** START Material provided **

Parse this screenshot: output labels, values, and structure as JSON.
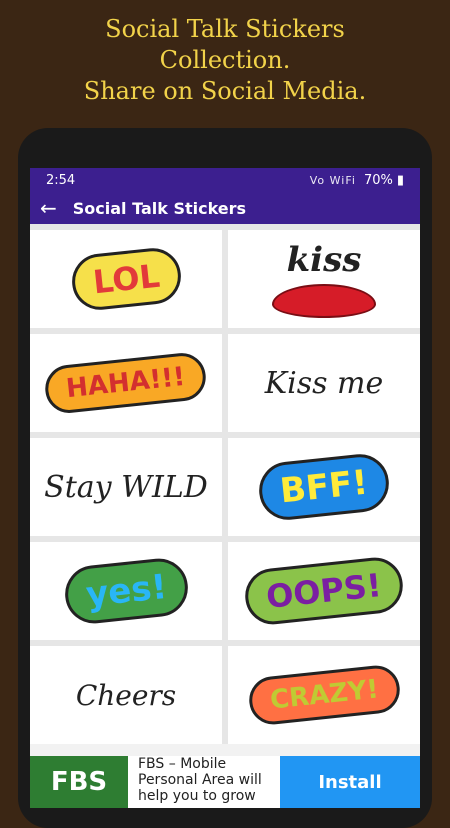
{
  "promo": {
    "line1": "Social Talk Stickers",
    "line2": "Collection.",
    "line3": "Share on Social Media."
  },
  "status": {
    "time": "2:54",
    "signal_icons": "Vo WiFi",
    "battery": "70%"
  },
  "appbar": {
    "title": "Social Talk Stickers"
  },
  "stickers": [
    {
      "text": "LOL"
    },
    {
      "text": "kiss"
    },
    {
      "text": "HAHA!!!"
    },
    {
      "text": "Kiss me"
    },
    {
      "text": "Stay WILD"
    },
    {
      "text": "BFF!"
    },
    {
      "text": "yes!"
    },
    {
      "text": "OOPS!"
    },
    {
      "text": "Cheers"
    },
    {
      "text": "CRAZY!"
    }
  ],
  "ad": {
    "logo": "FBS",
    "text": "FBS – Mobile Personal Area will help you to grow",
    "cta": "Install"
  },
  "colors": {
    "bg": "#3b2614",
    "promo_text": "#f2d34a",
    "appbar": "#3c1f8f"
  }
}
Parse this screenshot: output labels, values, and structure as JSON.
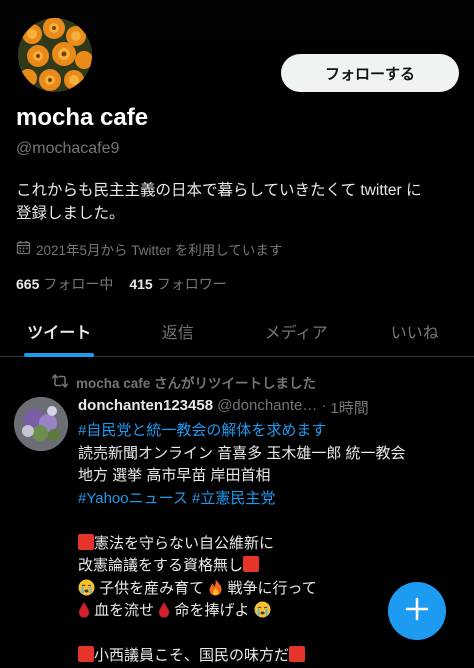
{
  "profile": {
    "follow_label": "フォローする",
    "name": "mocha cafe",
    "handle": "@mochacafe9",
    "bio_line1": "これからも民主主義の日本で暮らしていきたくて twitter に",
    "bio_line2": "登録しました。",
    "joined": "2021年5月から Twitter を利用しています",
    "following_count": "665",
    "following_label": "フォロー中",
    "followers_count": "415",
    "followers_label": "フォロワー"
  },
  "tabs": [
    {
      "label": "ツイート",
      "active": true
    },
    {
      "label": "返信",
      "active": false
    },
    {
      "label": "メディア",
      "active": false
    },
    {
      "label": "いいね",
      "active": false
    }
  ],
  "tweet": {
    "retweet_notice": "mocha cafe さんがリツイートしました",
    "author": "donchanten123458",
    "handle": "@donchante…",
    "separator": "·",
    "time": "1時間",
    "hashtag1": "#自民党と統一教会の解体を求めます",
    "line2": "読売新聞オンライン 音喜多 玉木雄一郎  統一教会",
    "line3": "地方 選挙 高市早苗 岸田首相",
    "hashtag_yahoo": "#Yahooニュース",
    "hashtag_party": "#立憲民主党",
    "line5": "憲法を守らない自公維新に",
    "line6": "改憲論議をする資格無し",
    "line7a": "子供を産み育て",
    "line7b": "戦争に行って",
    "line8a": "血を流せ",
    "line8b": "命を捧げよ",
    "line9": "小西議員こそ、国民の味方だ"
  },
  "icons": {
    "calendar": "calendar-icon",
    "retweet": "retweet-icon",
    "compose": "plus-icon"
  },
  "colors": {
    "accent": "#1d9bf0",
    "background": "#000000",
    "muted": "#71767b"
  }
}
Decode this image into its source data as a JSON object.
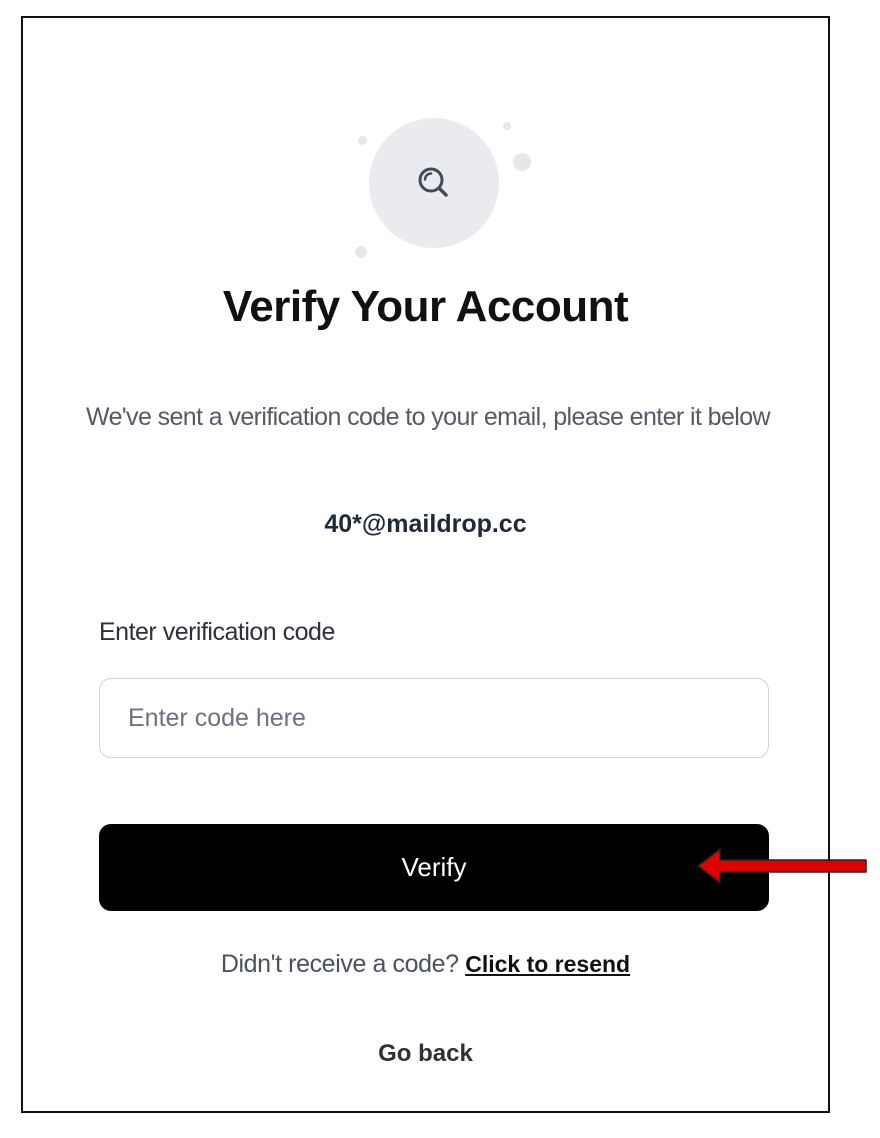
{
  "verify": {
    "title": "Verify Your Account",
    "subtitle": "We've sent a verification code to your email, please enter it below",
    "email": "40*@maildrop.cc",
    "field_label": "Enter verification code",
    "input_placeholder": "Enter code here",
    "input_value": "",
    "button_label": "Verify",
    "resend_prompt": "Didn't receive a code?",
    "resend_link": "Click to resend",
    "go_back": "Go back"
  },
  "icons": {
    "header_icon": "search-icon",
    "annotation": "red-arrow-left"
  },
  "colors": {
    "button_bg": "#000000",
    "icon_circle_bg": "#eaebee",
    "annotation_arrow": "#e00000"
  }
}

** END Material provided **

**Problem**. Copy every record above exactly, leaving out the pictures.

**Solution for this exercise**.
Parse this screenshot: output labels, values, and structure as JSON.
{
  "promo": {
    "line1": "Social Talk Stickers",
    "line2": "Collection.",
    "line3": "Share on Social Media."
  },
  "status": {
    "time": "2:54",
    "signal_icons": "Vo WiFi",
    "battery": "70%"
  },
  "appbar": {
    "title": "Social Talk Stickers"
  },
  "stickers": [
    {
      "text": "LOL"
    },
    {
      "text": "kiss"
    },
    {
      "text": "HAHA!!!"
    },
    {
      "text": "Kiss me"
    },
    {
      "text": "Stay WILD"
    },
    {
      "text": "BFF!"
    },
    {
      "text": "yes!"
    },
    {
      "text": "OOPS!"
    },
    {
      "text": "Cheers"
    },
    {
      "text": "CRAZY!"
    }
  ],
  "ad": {
    "logo": "FBS",
    "text": "FBS – Mobile Personal Area will help you to grow",
    "cta": "Install"
  },
  "colors": {
    "bg": "#3b2614",
    "promo_text": "#f2d34a",
    "appbar": "#3c1f8f"
  }
}
Parse this screenshot: output labels, values, and structure as JSON.
{
  "profile": {
    "follow_label": "フォローする",
    "name": "mocha cafe",
    "handle": "@mochacafe9",
    "bio_line1": "これからも民主主義の日本で暮らしていきたくて twitter に",
    "bio_line2": "登録しました。",
    "joined": "2021年5月から Twitter を利用しています",
    "following_count": "665",
    "following_label": "フォロー中",
    "followers_count": "415",
    "followers_label": "フォロワー"
  },
  "tabs": [
    {
      "label": "ツイート",
      "active": true
    },
    {
      "label": "返信",
      "active": false
    },
    {
      "label": "メディア",
      "active": false
    },
    {
      "label": "いいね",
      "active": false
    }
  ],
  "tweet": {
    "retweet_notice": "mocha cafe さんがリツイートしました",
    "author": "donchanten123458",
    "handle": "@donchante…",
    "separator": "·",
    "time": "1時間",
    "hashtag1": "#自民党と統一教会の解体を求めます",
    "line2": "読売新聞オンライン 音喜多 玉木雄一郎  統一教会",
    "line3": "地方 選挙 高市早苗 岸田首相",
    "hashtag_yahoo": "#Yahooニュース",
    "hashtag_party": "#立憲民主党",
    "line5": "憲法を守らない自公維新に",
    "line6": "改憲論議をする資格無し",
    "line7a": "子供を産み育て",
    "line7b": "戦争に行って",
    "line8a": "血を流せ",
    "line8b": "命を捧げよ",
    "line9": "小西議員こそ、国民の味方だ"
  },
  "icons": {
    "calendar": "calendar-icon",
    "retweet": "retweet-icon",
    "compose": "plus-icon"
  },
  "colors": {
    "accent": "#1d9bf0",
    "background": "#000000",
    "muted": "#71767b"
  }
}
Decode this image into its source data as a JSON object.
{
  "verify": {
    "title": "Verify Your Account",
    "subtitle": "We've sent a verification code to your email, please enter it below",
    "email": "40*@maildrop.cc",
    "field_label": "Enter verification code",
    "input_placeholder": "Enter code here",
    "input_value": "",
    "button_label": "Verify",
    "resend_prompt": "Didn't receive a code?",
    "resend_link": "Click to resend",
    "go_back": "Go back"
  },
  "icons": {
    "header_icon": "search-icon",
    "annotation": "red-arrow-left"
  },
  "colors": {
    "button_bg": "#000000",
    "icon_circle_bg": "#eaebee",
    "annotation_arrow": "#e00000"
  }
}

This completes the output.